Dataset entries:

□ □ □ □ □ □ □

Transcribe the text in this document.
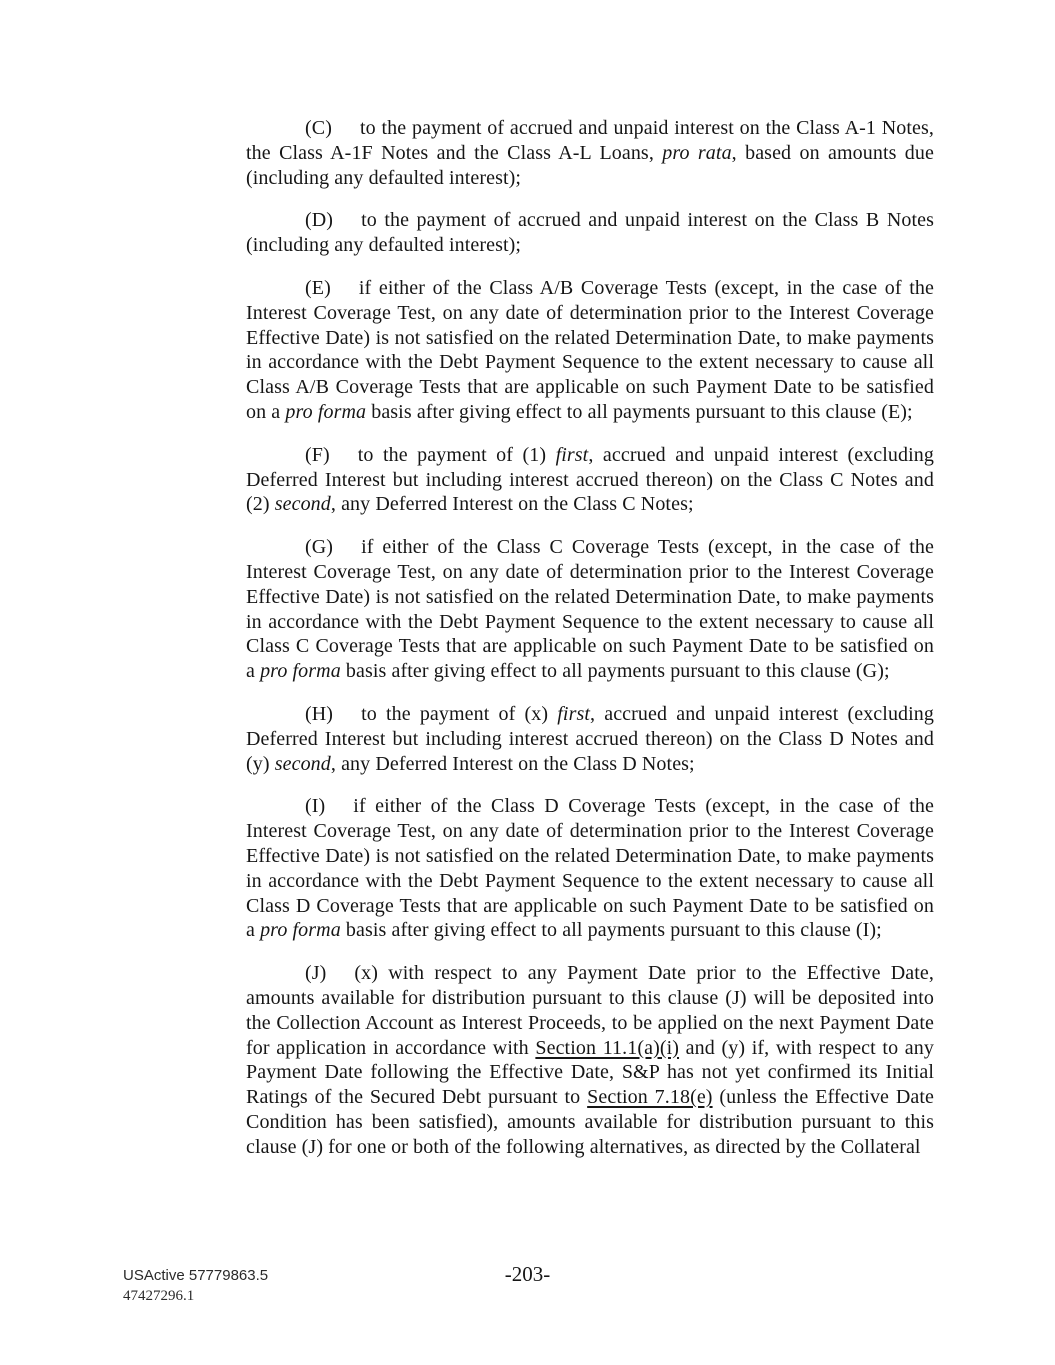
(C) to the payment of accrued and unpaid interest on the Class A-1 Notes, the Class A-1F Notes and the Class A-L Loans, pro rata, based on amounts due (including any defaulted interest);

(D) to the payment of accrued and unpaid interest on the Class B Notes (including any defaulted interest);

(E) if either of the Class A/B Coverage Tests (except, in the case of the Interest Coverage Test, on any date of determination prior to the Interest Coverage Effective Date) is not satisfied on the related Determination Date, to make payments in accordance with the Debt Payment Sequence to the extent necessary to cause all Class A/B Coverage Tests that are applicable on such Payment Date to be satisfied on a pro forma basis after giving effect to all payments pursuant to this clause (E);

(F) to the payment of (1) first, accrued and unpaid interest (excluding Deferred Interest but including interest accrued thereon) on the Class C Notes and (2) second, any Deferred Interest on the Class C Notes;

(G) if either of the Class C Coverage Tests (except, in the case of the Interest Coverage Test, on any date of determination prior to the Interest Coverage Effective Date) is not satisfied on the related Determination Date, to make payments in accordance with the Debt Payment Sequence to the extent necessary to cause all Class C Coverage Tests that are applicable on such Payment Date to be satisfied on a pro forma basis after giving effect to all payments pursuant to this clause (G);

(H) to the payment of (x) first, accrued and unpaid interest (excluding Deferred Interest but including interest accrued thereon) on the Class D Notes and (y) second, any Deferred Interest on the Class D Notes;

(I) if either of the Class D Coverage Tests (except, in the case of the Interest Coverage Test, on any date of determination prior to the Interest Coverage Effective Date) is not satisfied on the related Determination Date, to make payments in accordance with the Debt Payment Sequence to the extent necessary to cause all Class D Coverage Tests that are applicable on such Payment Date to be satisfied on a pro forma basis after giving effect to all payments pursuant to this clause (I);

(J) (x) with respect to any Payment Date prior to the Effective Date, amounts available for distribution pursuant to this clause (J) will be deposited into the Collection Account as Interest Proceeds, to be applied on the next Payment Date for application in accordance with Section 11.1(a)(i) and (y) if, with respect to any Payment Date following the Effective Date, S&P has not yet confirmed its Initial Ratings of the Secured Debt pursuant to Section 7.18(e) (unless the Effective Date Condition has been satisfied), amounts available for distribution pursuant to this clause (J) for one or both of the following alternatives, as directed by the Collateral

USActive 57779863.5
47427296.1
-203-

□ □ □ □ □ □ □

PROBLEM:
Take every line from the data that contains the word "excluding".

TASK RESPONSE:
(F) to the payment of (1) first, accrued and unpaid interest (excluding Deferred Interest but including interest accrued thereon) on the Class C Notes and (2) second, any Deferred Interest on the Class C Notes;
(H) to the payment of (x) first, accrued and unpaid interest (excluding Deferred Interest but including interest accrued thereon) on the Class D Notes and (y) second, any Deferred Interest on the Class D Notes;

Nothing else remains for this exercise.